Look through the lines and report how many include the word "oreille", giving nothing but the number.

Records
┄┄┄┄┄┄┄┄┄┄┄┄┄┄┄┄┄┄┄┄
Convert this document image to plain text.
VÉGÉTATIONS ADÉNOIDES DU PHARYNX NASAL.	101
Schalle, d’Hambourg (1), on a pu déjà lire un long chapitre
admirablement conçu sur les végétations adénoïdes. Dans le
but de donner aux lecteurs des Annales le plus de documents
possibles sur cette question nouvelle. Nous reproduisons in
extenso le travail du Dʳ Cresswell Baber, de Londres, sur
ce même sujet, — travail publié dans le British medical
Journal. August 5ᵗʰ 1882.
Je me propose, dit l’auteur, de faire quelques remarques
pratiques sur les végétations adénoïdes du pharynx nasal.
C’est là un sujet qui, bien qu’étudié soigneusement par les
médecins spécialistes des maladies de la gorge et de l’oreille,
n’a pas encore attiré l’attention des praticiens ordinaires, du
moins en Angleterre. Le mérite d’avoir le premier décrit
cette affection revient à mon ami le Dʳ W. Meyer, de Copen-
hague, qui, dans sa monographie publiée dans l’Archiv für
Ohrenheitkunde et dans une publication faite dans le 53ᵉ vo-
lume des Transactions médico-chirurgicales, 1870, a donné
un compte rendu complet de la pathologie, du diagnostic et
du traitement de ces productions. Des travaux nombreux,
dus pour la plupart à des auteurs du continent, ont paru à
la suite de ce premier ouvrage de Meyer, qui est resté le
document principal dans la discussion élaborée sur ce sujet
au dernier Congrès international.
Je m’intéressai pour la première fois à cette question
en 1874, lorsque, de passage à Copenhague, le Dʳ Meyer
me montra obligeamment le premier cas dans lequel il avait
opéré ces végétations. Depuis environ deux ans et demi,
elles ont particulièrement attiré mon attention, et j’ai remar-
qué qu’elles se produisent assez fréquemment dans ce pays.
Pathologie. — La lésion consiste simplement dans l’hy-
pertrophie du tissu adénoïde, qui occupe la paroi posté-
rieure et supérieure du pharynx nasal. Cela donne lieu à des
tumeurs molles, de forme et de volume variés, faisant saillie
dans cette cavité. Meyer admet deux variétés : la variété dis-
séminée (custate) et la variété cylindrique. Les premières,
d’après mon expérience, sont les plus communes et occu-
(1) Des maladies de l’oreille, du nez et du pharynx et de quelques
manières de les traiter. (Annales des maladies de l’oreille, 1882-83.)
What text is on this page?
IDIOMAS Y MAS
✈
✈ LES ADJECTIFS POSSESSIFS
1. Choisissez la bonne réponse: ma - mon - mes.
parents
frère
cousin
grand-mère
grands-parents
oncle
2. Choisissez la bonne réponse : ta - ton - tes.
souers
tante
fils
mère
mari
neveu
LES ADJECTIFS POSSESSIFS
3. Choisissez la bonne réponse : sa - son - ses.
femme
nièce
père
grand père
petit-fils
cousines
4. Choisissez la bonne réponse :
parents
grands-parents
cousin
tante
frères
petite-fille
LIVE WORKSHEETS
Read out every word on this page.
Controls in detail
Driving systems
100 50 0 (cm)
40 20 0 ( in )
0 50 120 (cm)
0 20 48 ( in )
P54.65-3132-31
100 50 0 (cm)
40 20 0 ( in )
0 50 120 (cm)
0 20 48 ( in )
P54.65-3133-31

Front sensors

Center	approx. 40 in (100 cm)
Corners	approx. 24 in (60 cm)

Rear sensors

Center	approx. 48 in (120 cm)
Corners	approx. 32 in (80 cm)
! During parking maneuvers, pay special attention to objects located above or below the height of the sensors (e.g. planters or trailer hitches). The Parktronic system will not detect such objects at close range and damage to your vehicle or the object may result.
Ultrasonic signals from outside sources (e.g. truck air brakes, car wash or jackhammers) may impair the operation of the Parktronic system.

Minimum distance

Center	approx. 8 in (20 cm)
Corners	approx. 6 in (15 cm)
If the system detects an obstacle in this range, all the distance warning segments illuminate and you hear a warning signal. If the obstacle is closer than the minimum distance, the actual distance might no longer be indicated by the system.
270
┄┄┄┄┄┄┄┄┄┄┄┄┄┄┄┄┄┄┄┄
Written answer
3